● **Task objective**
Search the records for "Output" and copy each line that holds it.
--- Start ---
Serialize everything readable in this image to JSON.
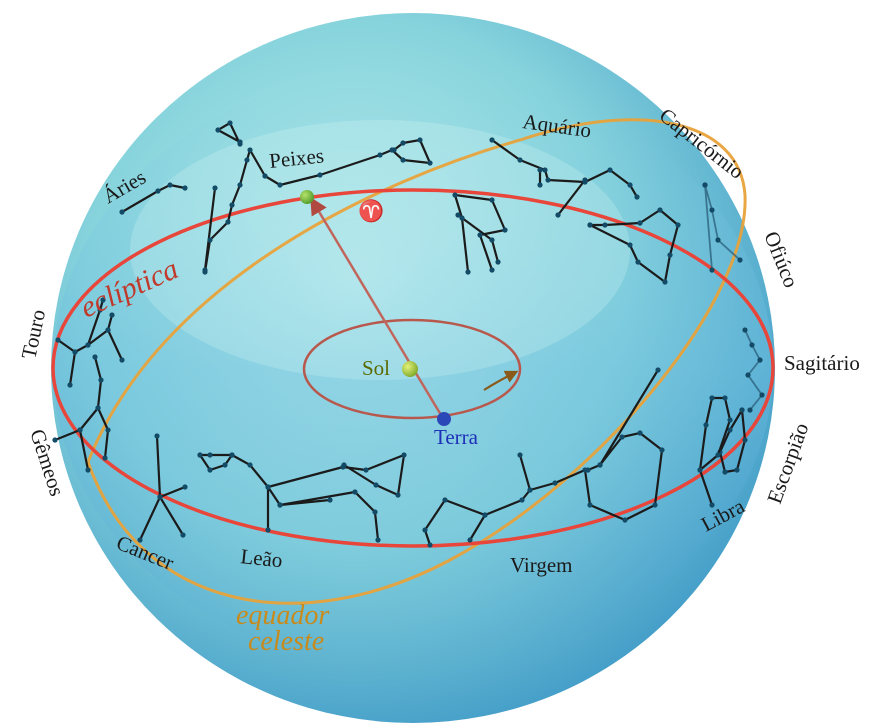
{
  "labels": {
    "aries": "Áries",
    "peixes": "Peixes",
    "aquario": "Aquário",
    "capricornio": "Capricórnio",
    "ofiuco": "Ofiúco",
    "sagitario": "Sagitário",
    "escorpiao": "Escorpião",
    "libra": "Libra",
    "virgem": "Virgem",
    "leao": "Leão",
    "cancer": "Cancer",
    "gemeos": "Gêmeos",
    "touro": "Touro",
    "ecliptica": "eclíptica",
    "equador_line1": "equador",
    "equador_line2": "celeste",
    "sol": "Sol",
    "terra": "Terra",
    "aries_symbol": "♈"
  },
  "colors": {
    "sphere_light": "#a8e3e6",
    "sphere_dark": "#3f9fc7",
    "ecliptic": "#e8463a",
    "celestial_equator": "#e8a23a",
    "earth_orbit": "#b8584c",
    "sun": "#a9c63a",
    "earth": "#2a48b8"
  }
}
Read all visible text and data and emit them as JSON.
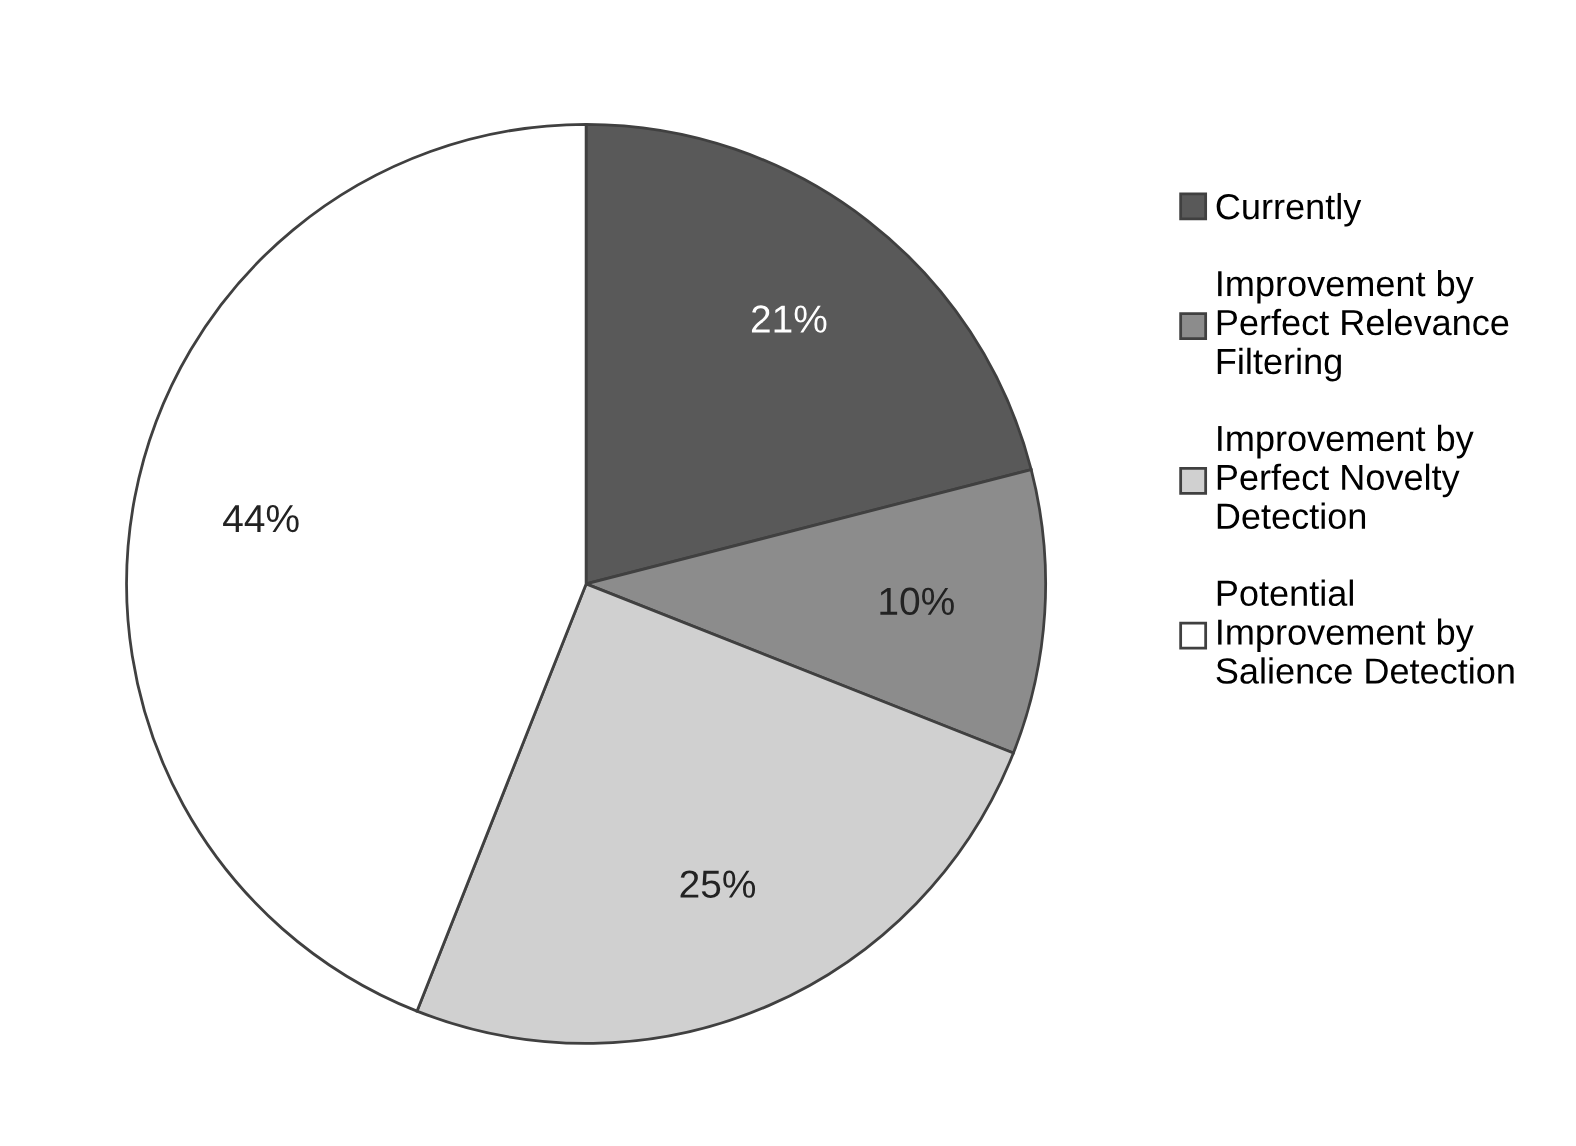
{
  "chart_data": {
    "type": "pie",
    "categories": [
      "Currently",
      "Improvement by\nPerfect Relevance\nFiltering",
      "Improvement by\nPerfect Novelty\nDetection",
      "Potential\nImprovement by\nSalience Detection"
    ],
    "values": [
      21,
      10,
      25,
      44
    ],
    "colors": [
      "#595959",
      "#8c8c8c",
      "#d0d0d0",
      "#ffffff"
    ],
    "value_labels": [
      "21%",
      "10%",
      "25%",
      "44%"
    ],
    "legend": "right"
  }
}
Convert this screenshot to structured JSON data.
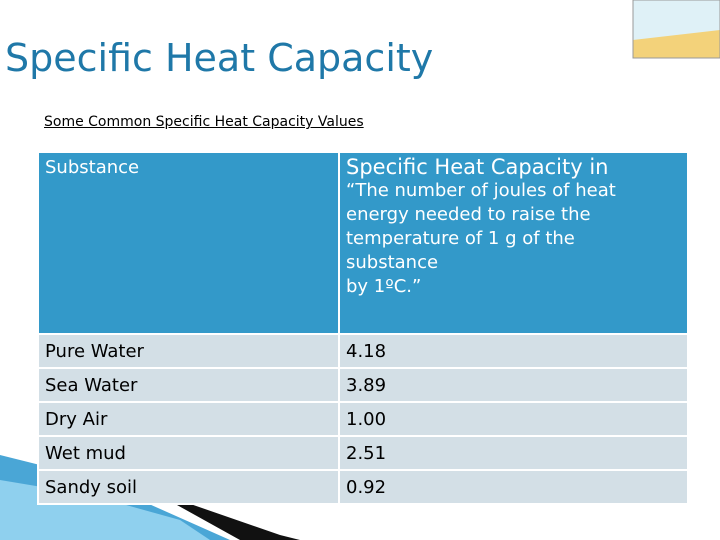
{
  "title": "Specific Heat Capacity",
  "subtitle": "Some Common Specific Heat Capacity Values",
  "table": {
    "header": [
      "Substance",
      {
        "title": "Specific Heat Capacity in",
        "lines": [
          "“The number of joules of heat",
          "energy needed to raise the",
          "temperature of 1 g of the",
          "substance",
          "by 1ºC.”"
        ]
      }
    ],
    "rows": [
      [
        "Pure Water",
        "4.18"
      ],
      [
        "Sea Water",
        "3.89"
      ],
      [
        "Dry Air",
        "1.00"
      ],
      [
        "Wet mud",
        "2.51"
      ],
      [
        "Sandy soil",
        "0.92"
      ]
    ]
  }
}
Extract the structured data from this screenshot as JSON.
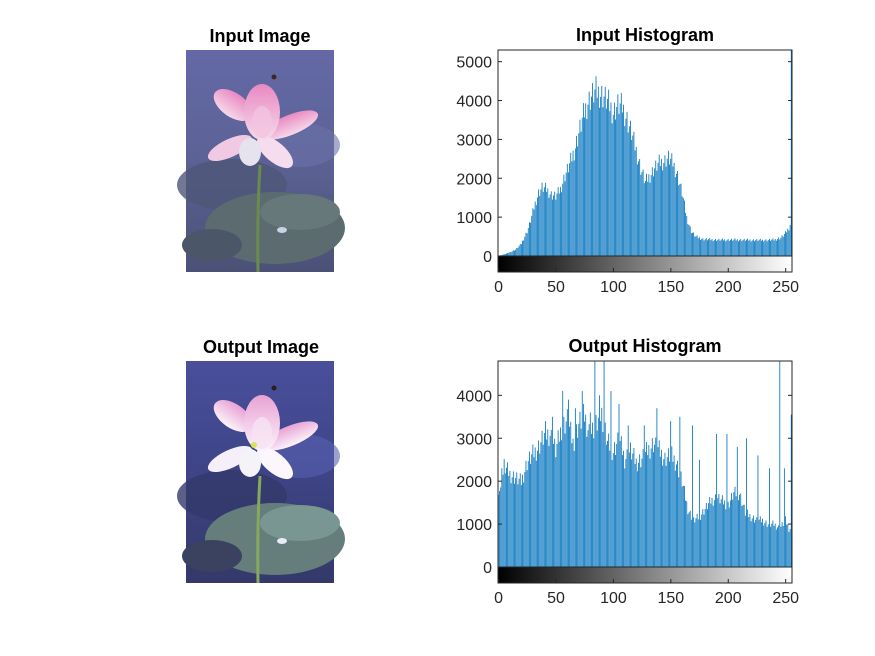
{
  "figure": {
    "panels": [
      {
        "title": "Input Image"
      },
      {
        "title": "Output Image"
      }
    ]
  },
  "chart_data": [
    {
      "type": "bar",
      "title": "Input Histogram",
      "xlabel": "",
      "ylabel": "",
      "xlim": [
        0,
        255
      ],
      "ylim": [
        0,
        5300
      ],
      "xticks": [
        0,
        50,
        100,
        150,
        200,
        250
      ],
      "yticks": [
        0,
        1000,
        2000,
        3000,
        4000,
        5000
      ],
      "grid": false,
      "legend": "none",
      "colorbar": "grayscale",
      "bar_color": "#0072BD",
      "profile": [
        [
          0,
          0
        ],
        [
          3,
          30
        ],
        [
          8,
          80
        ],
        [
          15,
          180
        ],
        [
          20,
          350
        ],
        [
          25,
          700
        ],
        [
          28,
          1000
        ],
        [
          32,
          1500
        ],
        [
          35,
          1800
        ],
        [
          38,
          1950
        ],
        [
          42,
          1900
        ],
        [
          46,
          1750
        ],
        [
          50,
          1700
        ],
        [
          54,
          1900
        ],
        [
          58,
          2300
        ],
        [
          62,
          2600
        ],
        [
          66,
          3000
        ],
        [
          70,
          3500
        ],
        [
          74,
          4000
        ],
        [
          78,
          4400
        ],
        [
          82,
          4600
        ],
        [
          85,
          4700
        ],
        [
          88,
          4650
        ],
        [
          92,
          4550
        ],
        [
          96,
          4350
        ],
        [
          100,
          4100
        ],
        [
          104,
          4300
        ],
        [
          108,
          4250
        ],
        [
          112,
          3900
        ],
        [
          116,
          3500
        ],
        [
          120,
          3000
        ],
        [
          124,
          2500
        ],
        [
          128,
          2100
        ],
        [
          132,
          2300
        ],
        [
          136,
          2500
        ],
        [
          140,
          2650
        ],
        [
          144,
          2700
        ],
        [
          148,
          2800
        ],
        [
          152,
          2650
        ],
        [
          156,
          2300
        ],
        [
          160,
          1800
        ],
        [
          164,
          1100
        ],
        [
          168,
          700
        ],
        [
          172,
          550
        ],
        [
          178,
          480
        ],
        [
          190,
          460
        ],
        [
          210,
          460
        ],
        [
          230,
          450
        ],
        [
          240,
          460
        ],
        [
          246,
          520
        ],
        [
          250,
          650
        ],
        [
          253,
          800
        ],
        [
          255,
          1000
        ]
      ],
      "spike_values": [
        [
          255,
          5300
        ]
      ]
    },
    {
      "type": "bar",
      "title": "Output Histogram",
      "xlabel": "",
      "ylabel": "",
      "xlim": [
        0,
        255
      ],
      "ylim": [
        0,
        4800
      ],
      "xticks": [
        0,
        50,
        100,
        150,
        200,
        250
      ],
      "yticks": [
        0,
        1000,
        2000,
        3000,
        4000
      ],
      "grid": false,
      "legend": "none",
      "colorbar": "grayscale",
      "bar_color": "#0072BD",
      "profile": [
        [
          0,
          2050
        ],
        [
          2,
          1950
        ],
        [
          5,
          2600
        ],
        [
          10,
          2400
        ],
        [
          15,
          2300
        ],
        [
          20,
          2200
        ],
        [
          25,
          2700
        ],
        [
          30,
          2900
        ],
        [
          35,
          3100
        ],
        [
          40,
          3400
        ],
        [
          45,
          3450
        ],
        [
          50,
          3000
        ],
        [
          55,
          3600
        ],
        [
          60,
          3800
        ],
        [
          65,
          3200
        ],
        [
          70,
          3700
        ],
        [
          75,
          3900
        ],
        [
          80,
          3400
        ],
        [
          85,
          3600
        ],
        [
          90,
          3900
        ],
        [
          95,
          3200
        ],
        [
          100,
          3000
        ],
        [
          105,
          3300
        ],
        [
          110,
          2800
        ],
        [
          115,
          3000
        ],
        [
          120,
          2700
        ],
        [
          125,
          2800
        ],
        [
          130,
          3000
        ],
        [
          135,
          3200
        ],
        [
          140,
          3000
        ],
        [
          145,
          2800
        ],
        [
          150,
          2900
        ],
        [
          155,
          2700
        ],
        [
          160,
          2200
        ],
        [
          165,
          1500
        ],
        [
          170,
          1200
        ],
        [
          175,
          1300
        ],
        [
          180,
          1500
        ],
        [
          185,
          1700
        ],
        [
          190,
          1800
        ],
        [
          195,
          1700
        ],
        [
          200,
          1600
        ],
        [
          205,
          1900
        ],
        [
          210,
          1900
        ],
        [
          215,
          1400
        ],
        [
          220,
          1300
        ],
        [
          225,
          1200
        ],
        [
          230,
          1200
        ],
        [
          235,
          1100
        ],
        [
          240,
          1100
        ],
        [
          245,
          1000
        ],
        [
          250,
          1200
        ],
        [
          253,
          1000
        ],
        [
          255,
          1000
        ]
      ],
      "spike_values": [
        [
          3,
          2300
        ],
        [
          41,
          3400
        ],
        [
          47,
          3500
        ],
        [
          56,
          4100
        ],
        [
          61,
          3900
        ],
        [
          67,
          3700
        ],
        [
          73,
          4100
        ],
        [
          80,
          3600
        ],
        [
          84,
          4800
        ],
        [
          88,
          4000
        ],
        [
          92,
          4800
        ],
        [
          98,
          4100
        ],
        [
          105,
          3800
        ],
        [
          113,
          3300
        ],
        [
          127,
          3300
        ],
        [
          138,
          3700
        ],
        [
          150,
          3400
        ],
        [
          158,
          3500
        ],
        [
          169,
          3300
        ],
        [
          175,
          2500
        ],
        [
          190,
          3100
        ],
        [
          199,
          3100
        ],
        [
          208,
          2800
        ],
        [
          216,
          3000
        ],
        [
          226,
          2600
        ],
        [
          236,
          2300
        ],
        [
          245,
          4800
        ],
        [
          249,
          2300
        ],
        [
          255,
          3550
        ]
      ]
    }
  ]
}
--- End ---
● **Correct response**
        "title": "Output Image"
      "title": "Output Histogram",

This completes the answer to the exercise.